Enterprise Mobility Management (EMM) extends upon MDM as a solution, setting up policies on the information and application levels. EMM can be further broken down into Mobile Application Management (MAM), Mobile Information Management (MIM) and Mobile Content Management (MCM). EMM is a more complete solution, offering security at multiple layers. Every EMM solution includes an MDM component.
Virtual Mobile Infrastructure (VMI) gives the same data protection benefits which a traditional containerized approach offers, but runs the mobile OS on a remote server. The system manages security compliance on the server side, removing endpoint data storage and removing the risk of sensitive information being compromised.
3. Tool and Framework Identification
At this stage, a lot of the key points of potential friction or breach have been identified and the applications general features, security and data requirements are clear. Using this information, a tools and frameworks strategy can be developed to identify industry options that fits together into a single, secure and coherent mobile solution.
These decisions rely on the project specific details – if the application is heavy with PHI, then the entire backend should be HIPAA compliant. However, workarounds can be made when the data is carefully considered - clever uses of encryption, key handling and data manipulation could mean only part of the data would require the more robust (and generally more expensive) HIPAA/DPD compliant storage.
■ ■ ■ ■
→ EXERCISE INSTRUCTIONS:
In the text on mobile security solutions, what component does every EMM solution include?

→ SUPPLIED INFORMATION:
■ ■ ■ ■
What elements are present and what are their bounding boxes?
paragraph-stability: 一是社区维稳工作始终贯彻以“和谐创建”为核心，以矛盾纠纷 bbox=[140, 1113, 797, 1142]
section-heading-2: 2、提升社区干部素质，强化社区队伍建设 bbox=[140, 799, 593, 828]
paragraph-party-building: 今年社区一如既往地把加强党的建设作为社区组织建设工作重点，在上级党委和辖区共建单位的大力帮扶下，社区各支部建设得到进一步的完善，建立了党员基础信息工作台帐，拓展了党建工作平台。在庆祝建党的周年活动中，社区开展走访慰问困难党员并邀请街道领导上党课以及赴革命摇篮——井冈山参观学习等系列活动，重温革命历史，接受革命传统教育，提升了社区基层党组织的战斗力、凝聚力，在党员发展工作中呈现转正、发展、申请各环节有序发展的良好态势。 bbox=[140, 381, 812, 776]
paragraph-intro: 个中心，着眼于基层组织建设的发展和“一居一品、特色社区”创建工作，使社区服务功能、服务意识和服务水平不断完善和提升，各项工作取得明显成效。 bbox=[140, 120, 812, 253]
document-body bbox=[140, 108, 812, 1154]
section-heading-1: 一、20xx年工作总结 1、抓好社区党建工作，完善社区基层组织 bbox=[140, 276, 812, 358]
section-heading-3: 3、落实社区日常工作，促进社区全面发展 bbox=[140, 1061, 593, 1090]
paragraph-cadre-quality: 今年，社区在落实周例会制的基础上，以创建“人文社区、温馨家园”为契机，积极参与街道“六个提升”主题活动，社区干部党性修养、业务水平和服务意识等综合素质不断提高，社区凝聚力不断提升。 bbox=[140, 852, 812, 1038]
■ ■ ■ ■
→ YOUR SOLUTION:
An MDM component.